THE EXERCISE: Omit all pictures. Copy the rest of the material exactly.

◇ ◇ ◇

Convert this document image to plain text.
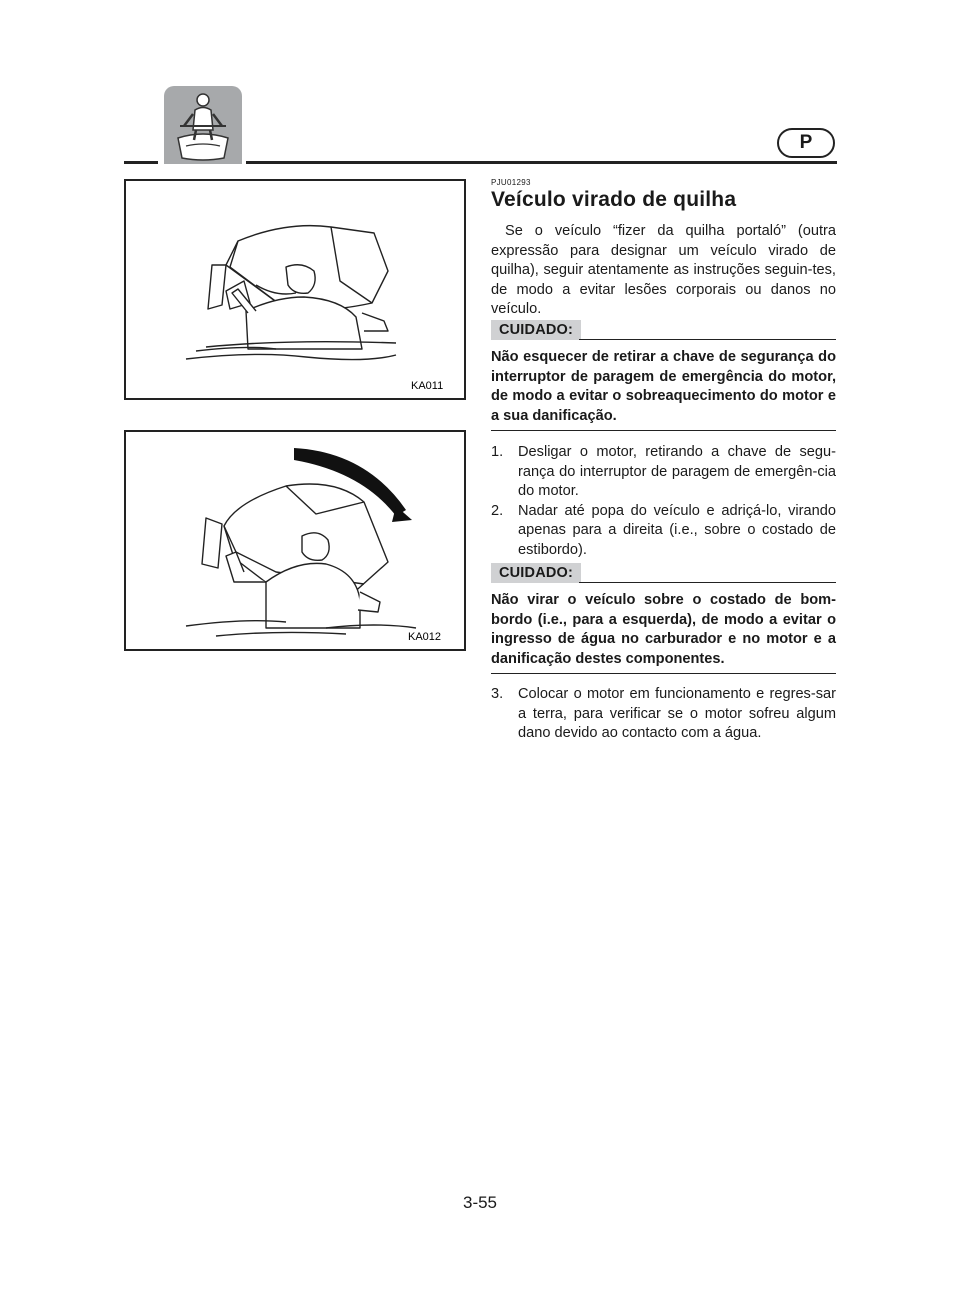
P
KA011
KA012
PJU01293
Veículo virado de quilha

Se o veículo “fizer da quilha portaló” (outra expressão para designar um veículo virado de quilha), seguir atentamente as instruções seguin-tes, de modo a evitar lesões corporais ou danos no veículo.

CUIDADO:

Não esquecer de retirar a chave de segurança do interruptor de paragem de emergência do motor, de modo a evitar o sobreaquecimento do motor e a sua danificação.

1. Desligar o motor, retirando a chave de segu-rança do interruptor de paragem de emergên-cia do motor.
2. Nadar até popa do veículo e adriçá-lo, virando apenas para a direita (i.e., sobre o costado de estibordo).
CUIDADO:

Não virar o veículo sobre o costado de bom-bordo (i.e., para a esquerda), de modo a evitar o ingresso de água no carburador e no motor e a danificação destes componentes.

3. Colocar o motor em funcionamento e regres-sar a terra, para verificar se o motor sofreu algum dano devido ao contacto com a água.
3-55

◇ ◇ ◇

TASK ANSWER:
Convert this document image to plain text.
P
KA011
KA012
PJU01293
Veículo virado de quilha

Se o veículo “fizer da quilha portaló” (outra expressão para designar um veículo virado de quilha), seguir atentamente as instruções seguin-tes, de modo a evitar lesões corporais ou danos no veículo.

CUIDADO:

Não esquecer de retirar a chave de segurança do interruptor de paragem de emergência do motor, de modo a evitar o sobreaquecimento do motor e a sua danificação.

1. Desligar o motor, retirando a chave de segu-rança do interruptor de paragem de emergên-cia do motor.
2. Nadar até popa do veículo e adriçá-lo, virando apenas para a direita (i.e., sobre o costado de estibordo).
CUIDADO:

Não virar o veículo sobre o costado de bom-bordo (i.e., para a esquerda), de modo a evitar o ingresso de água no carburador e no motor e a danificação destes componentes.

3. Colocar o motor em funcionamento e regres-sar a terra, para verificar se o motor sofreu algum dano devido ao contacto com a água.
3-55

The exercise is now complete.